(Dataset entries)
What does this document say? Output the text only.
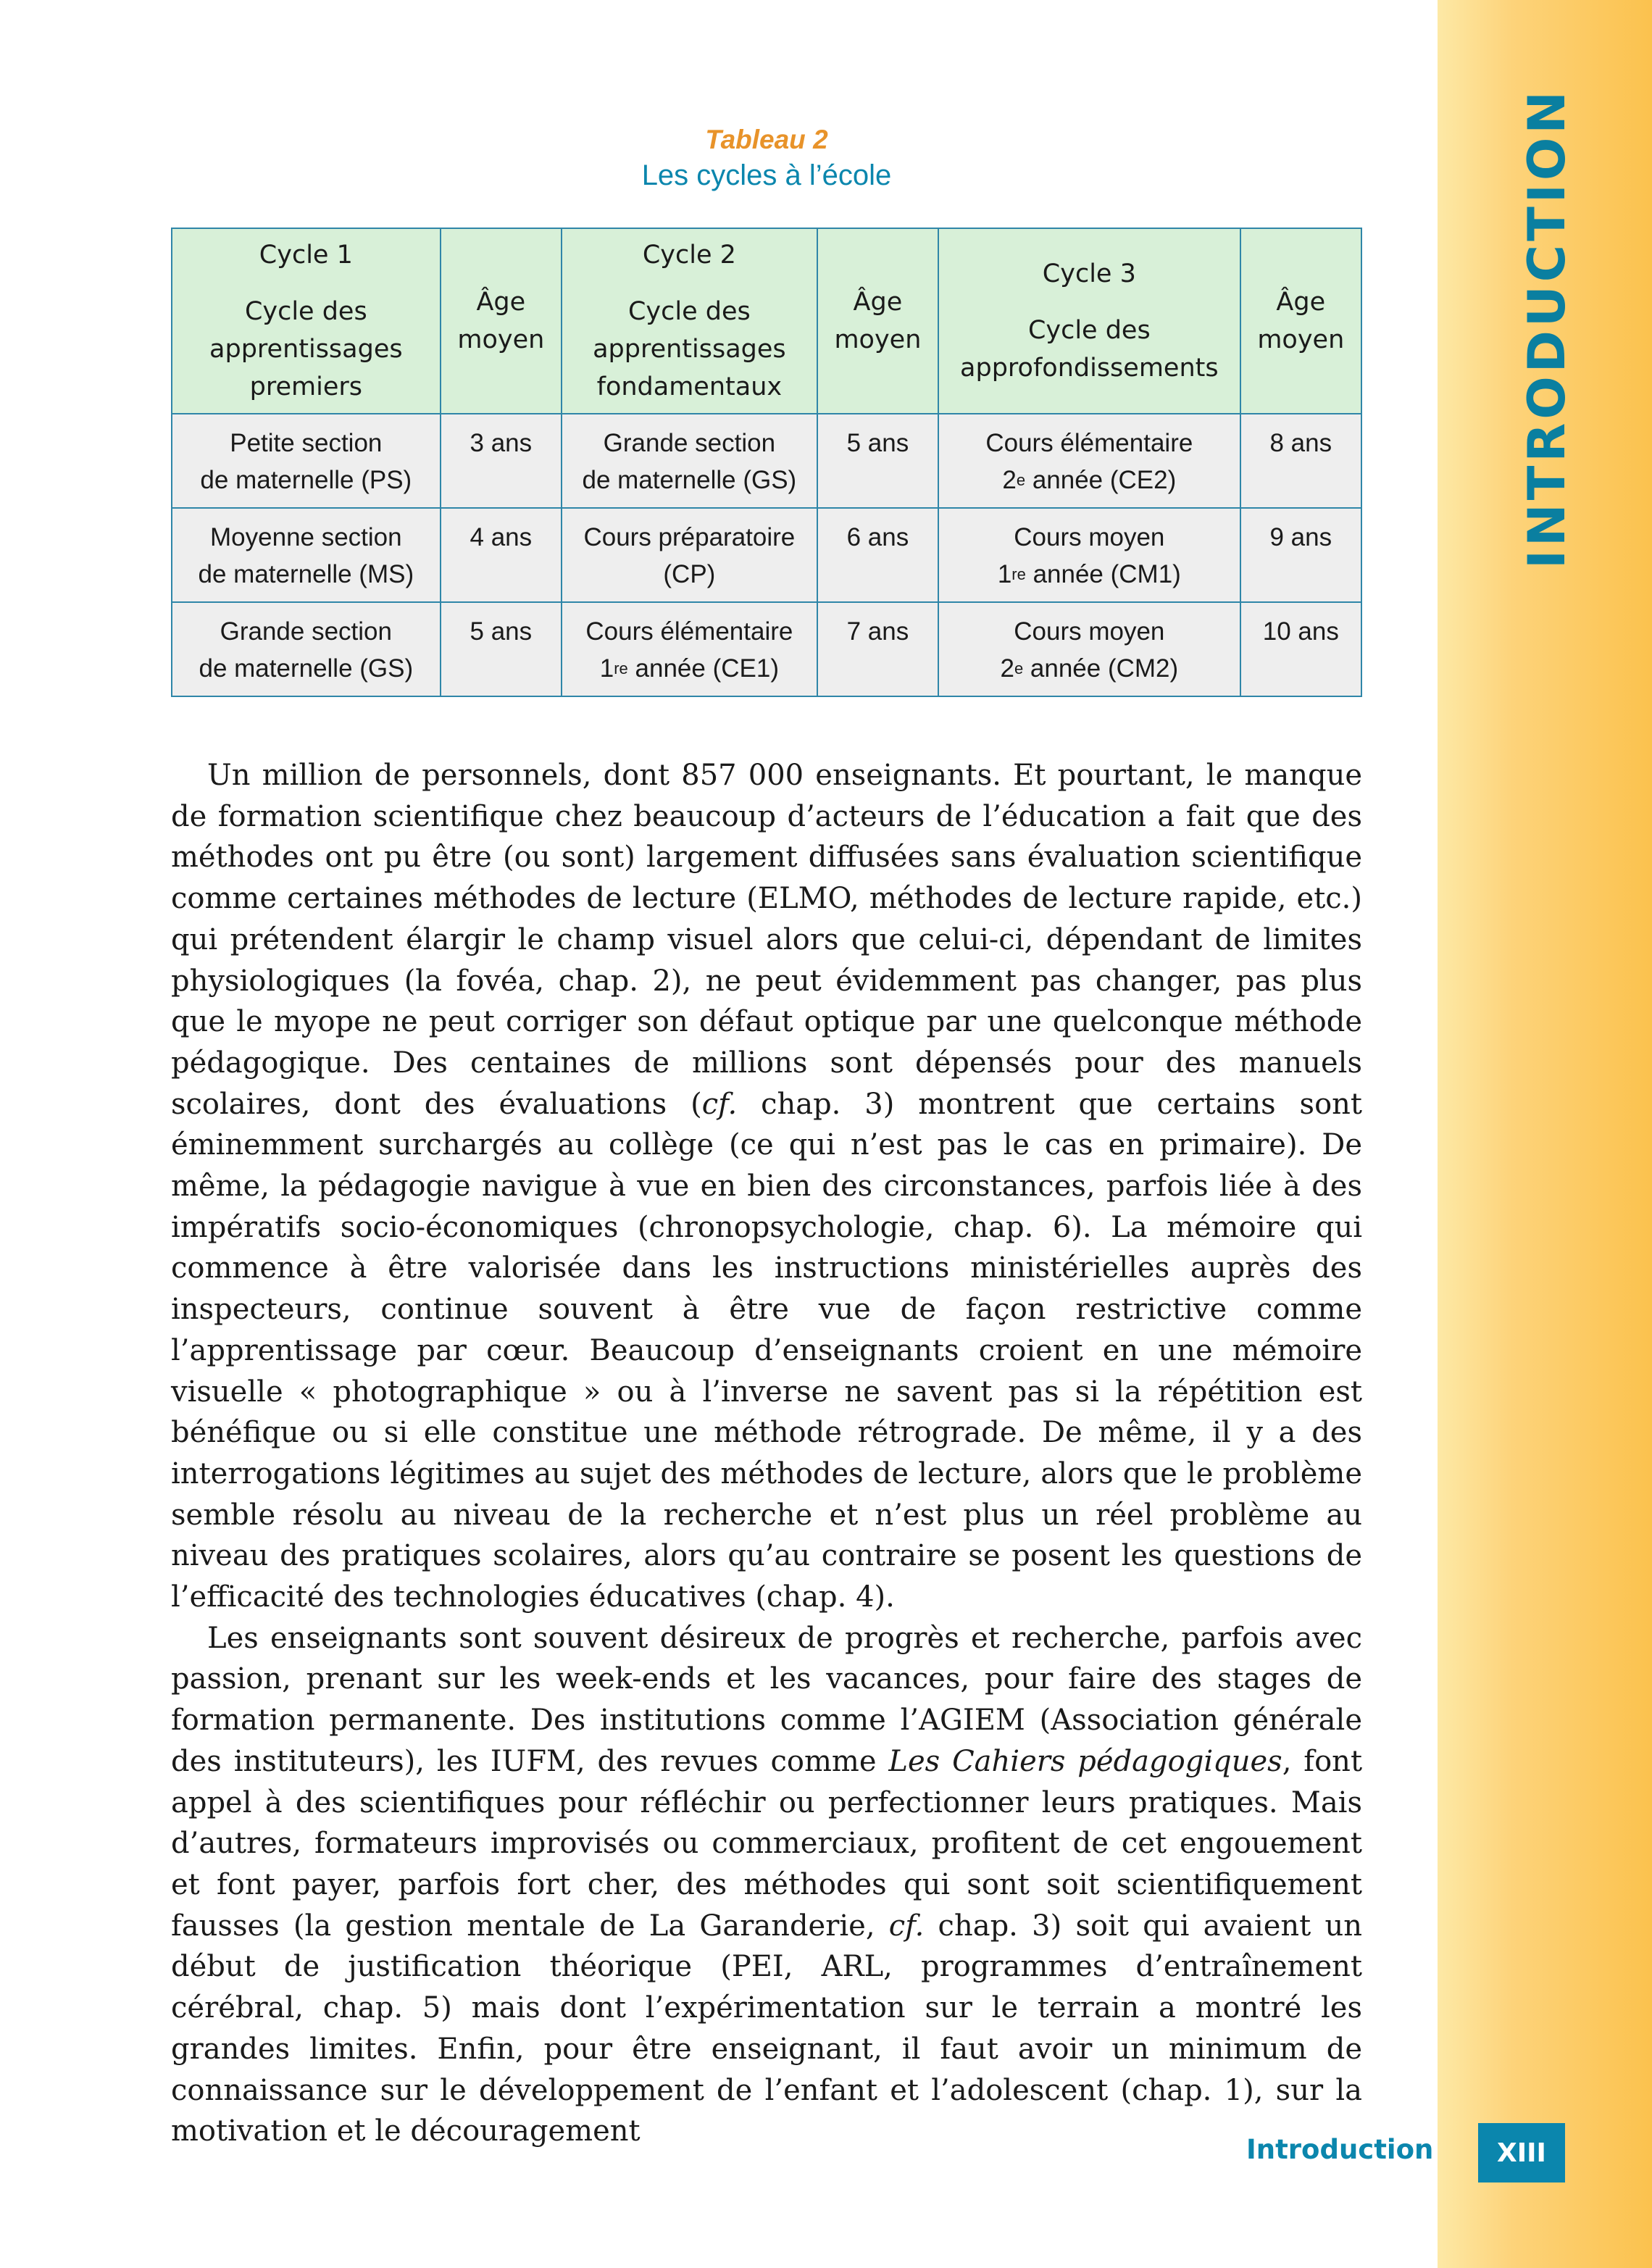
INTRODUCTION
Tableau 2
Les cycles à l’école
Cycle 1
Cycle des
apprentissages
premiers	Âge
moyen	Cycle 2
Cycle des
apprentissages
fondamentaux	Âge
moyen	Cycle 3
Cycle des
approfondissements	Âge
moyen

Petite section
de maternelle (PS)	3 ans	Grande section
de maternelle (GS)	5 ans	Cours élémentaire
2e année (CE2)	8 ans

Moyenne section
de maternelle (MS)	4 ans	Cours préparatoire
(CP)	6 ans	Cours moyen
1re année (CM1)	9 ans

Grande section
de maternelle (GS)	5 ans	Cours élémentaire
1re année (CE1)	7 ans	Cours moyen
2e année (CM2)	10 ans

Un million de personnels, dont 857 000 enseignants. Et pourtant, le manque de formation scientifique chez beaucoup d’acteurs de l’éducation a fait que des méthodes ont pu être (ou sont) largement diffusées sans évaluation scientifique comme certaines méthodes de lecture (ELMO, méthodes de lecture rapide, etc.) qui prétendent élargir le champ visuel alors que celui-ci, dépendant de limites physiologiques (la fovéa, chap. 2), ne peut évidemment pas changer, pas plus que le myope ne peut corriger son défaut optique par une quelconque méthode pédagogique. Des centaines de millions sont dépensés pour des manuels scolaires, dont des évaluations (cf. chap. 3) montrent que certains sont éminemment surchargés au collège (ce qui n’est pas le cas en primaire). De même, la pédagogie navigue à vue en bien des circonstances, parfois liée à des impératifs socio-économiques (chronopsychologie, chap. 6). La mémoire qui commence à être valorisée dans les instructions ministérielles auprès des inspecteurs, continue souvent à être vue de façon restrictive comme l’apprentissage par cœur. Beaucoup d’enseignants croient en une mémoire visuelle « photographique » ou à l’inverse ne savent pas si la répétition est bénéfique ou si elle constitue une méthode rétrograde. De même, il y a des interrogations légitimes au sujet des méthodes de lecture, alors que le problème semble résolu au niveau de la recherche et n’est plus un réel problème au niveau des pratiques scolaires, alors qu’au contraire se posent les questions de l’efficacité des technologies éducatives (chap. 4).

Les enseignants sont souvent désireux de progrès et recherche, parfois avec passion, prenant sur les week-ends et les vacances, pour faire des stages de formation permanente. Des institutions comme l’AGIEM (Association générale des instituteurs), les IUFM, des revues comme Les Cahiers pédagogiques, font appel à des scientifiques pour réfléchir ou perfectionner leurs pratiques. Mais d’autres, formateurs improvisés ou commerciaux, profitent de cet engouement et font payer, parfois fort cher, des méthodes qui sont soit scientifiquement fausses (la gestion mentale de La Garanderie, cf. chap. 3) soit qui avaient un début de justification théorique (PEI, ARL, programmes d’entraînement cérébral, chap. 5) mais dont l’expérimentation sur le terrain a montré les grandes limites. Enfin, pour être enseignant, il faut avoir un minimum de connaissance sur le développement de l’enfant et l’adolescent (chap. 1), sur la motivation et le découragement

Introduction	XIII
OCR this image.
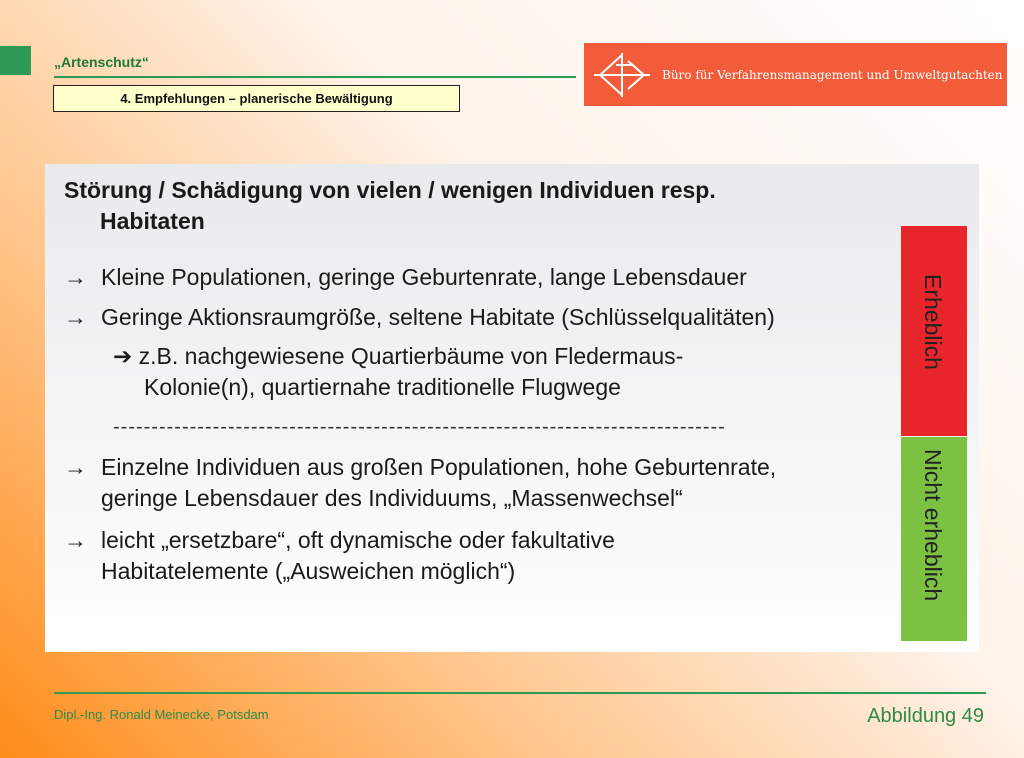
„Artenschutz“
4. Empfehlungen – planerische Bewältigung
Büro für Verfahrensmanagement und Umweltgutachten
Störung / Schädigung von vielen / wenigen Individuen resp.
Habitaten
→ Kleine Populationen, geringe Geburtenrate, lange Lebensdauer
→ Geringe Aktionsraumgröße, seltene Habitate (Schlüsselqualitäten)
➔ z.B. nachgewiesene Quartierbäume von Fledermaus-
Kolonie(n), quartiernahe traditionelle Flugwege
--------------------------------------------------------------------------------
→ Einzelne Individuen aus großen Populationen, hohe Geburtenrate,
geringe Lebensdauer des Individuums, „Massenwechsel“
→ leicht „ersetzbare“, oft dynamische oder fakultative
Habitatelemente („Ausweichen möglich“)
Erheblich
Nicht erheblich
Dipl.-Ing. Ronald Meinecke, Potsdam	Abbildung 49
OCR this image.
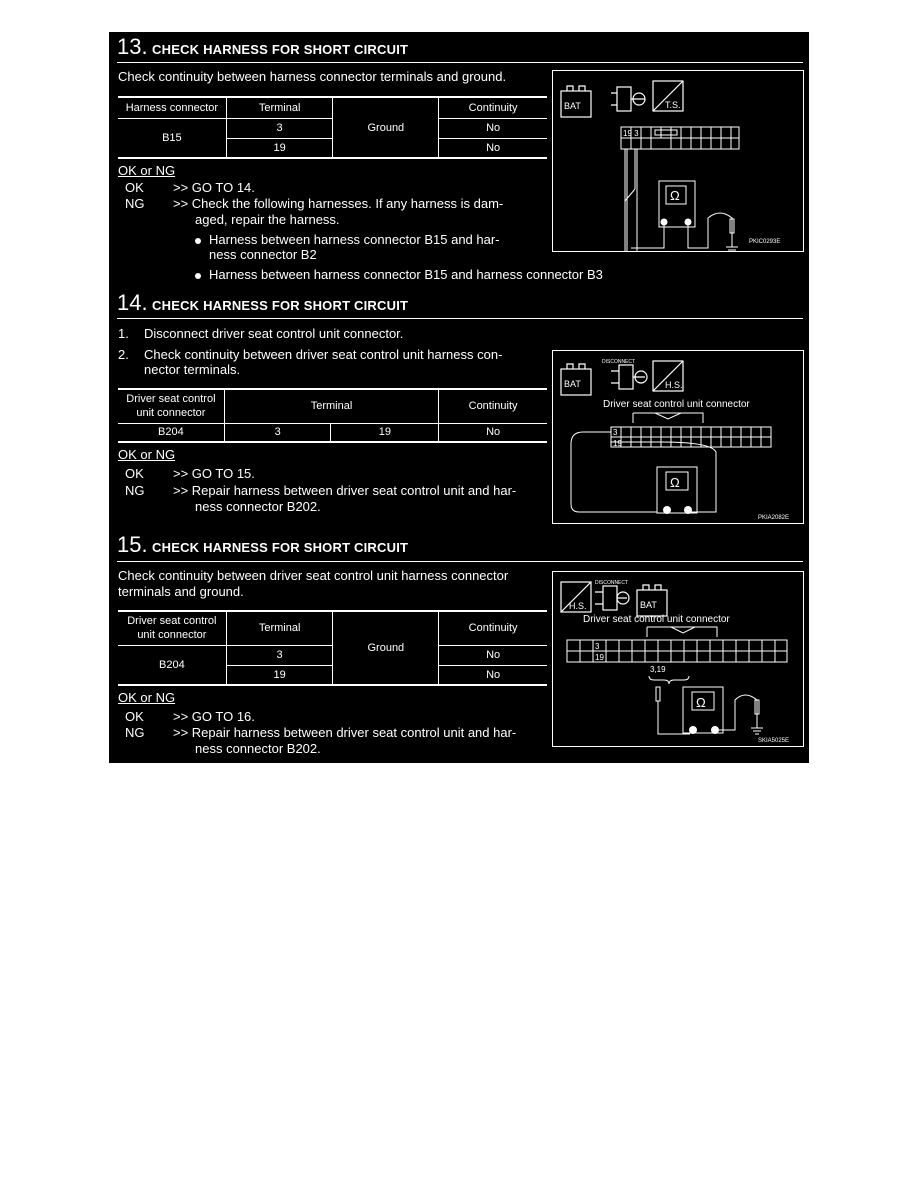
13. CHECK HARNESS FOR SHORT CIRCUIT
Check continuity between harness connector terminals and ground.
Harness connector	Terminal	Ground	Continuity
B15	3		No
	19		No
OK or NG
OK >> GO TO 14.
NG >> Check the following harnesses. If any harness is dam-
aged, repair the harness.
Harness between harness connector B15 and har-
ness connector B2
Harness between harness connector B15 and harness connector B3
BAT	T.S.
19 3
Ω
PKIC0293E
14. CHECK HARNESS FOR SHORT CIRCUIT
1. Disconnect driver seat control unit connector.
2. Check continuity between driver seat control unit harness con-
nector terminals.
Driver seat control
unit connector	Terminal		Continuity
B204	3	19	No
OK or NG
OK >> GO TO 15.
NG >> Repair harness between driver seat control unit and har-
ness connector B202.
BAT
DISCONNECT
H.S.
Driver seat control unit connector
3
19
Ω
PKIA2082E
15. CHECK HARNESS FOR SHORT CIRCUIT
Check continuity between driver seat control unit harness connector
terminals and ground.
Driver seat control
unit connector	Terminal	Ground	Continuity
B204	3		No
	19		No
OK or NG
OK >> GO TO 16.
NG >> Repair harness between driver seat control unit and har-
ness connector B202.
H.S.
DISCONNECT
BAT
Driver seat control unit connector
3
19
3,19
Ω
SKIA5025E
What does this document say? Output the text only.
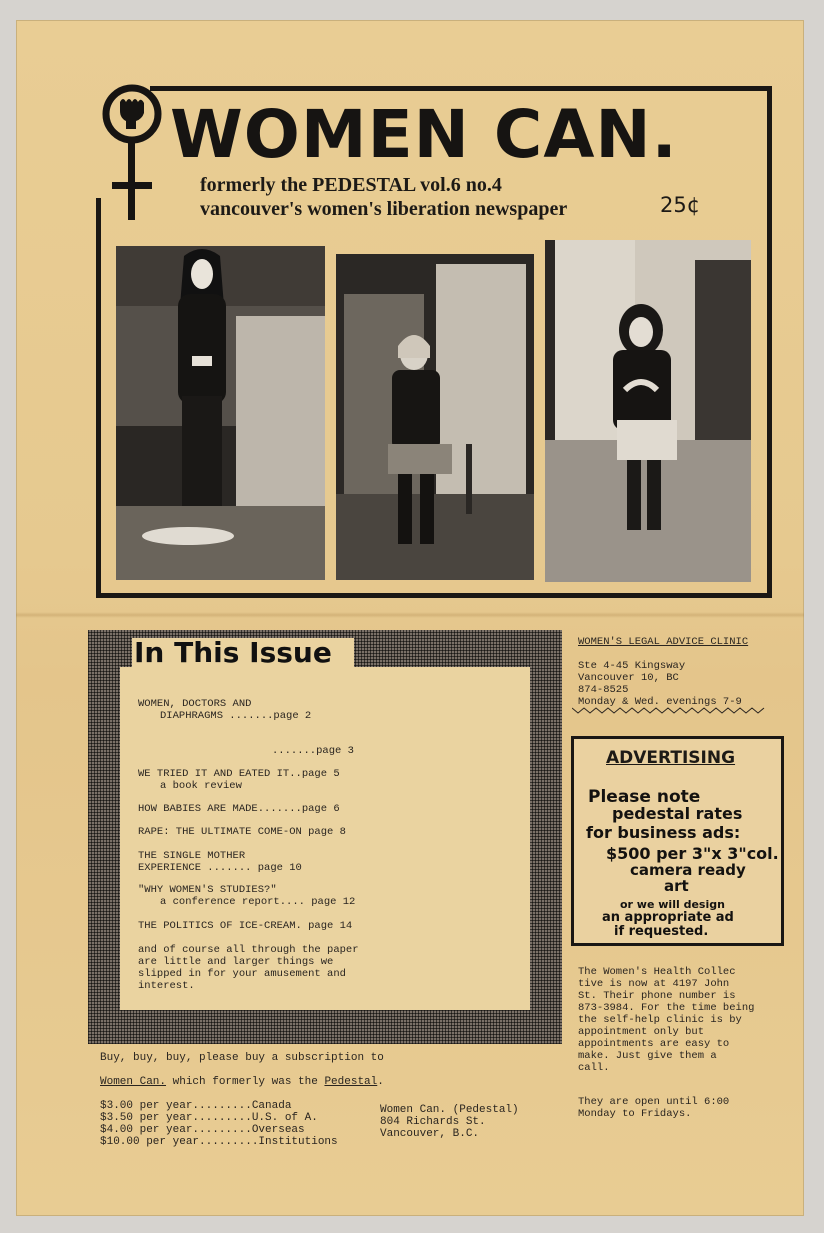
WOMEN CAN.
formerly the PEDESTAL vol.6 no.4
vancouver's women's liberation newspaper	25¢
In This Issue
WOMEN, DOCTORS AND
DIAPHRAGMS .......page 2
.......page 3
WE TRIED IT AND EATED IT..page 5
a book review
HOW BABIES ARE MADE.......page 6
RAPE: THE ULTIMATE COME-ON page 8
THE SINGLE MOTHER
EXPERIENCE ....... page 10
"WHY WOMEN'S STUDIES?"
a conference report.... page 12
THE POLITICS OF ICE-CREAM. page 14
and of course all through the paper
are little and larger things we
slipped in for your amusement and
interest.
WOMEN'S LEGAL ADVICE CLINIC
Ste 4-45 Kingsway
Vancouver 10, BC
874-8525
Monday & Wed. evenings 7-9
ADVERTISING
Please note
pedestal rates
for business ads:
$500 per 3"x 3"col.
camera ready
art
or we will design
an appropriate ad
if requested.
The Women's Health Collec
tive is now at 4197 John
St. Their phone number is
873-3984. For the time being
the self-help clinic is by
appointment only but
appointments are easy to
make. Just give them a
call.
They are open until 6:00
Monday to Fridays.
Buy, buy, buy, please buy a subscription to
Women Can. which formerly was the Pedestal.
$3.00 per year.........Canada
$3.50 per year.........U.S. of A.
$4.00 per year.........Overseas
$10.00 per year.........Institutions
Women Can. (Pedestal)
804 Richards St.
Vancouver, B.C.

Given task: Copy out every line from the data above that has "Individuen" in it.

Response:
Störung / Schädigung von vielen / wenigen Individuen resp.
→ Einzelne Individuen aus großen Populationen, hohe Geburtenrate,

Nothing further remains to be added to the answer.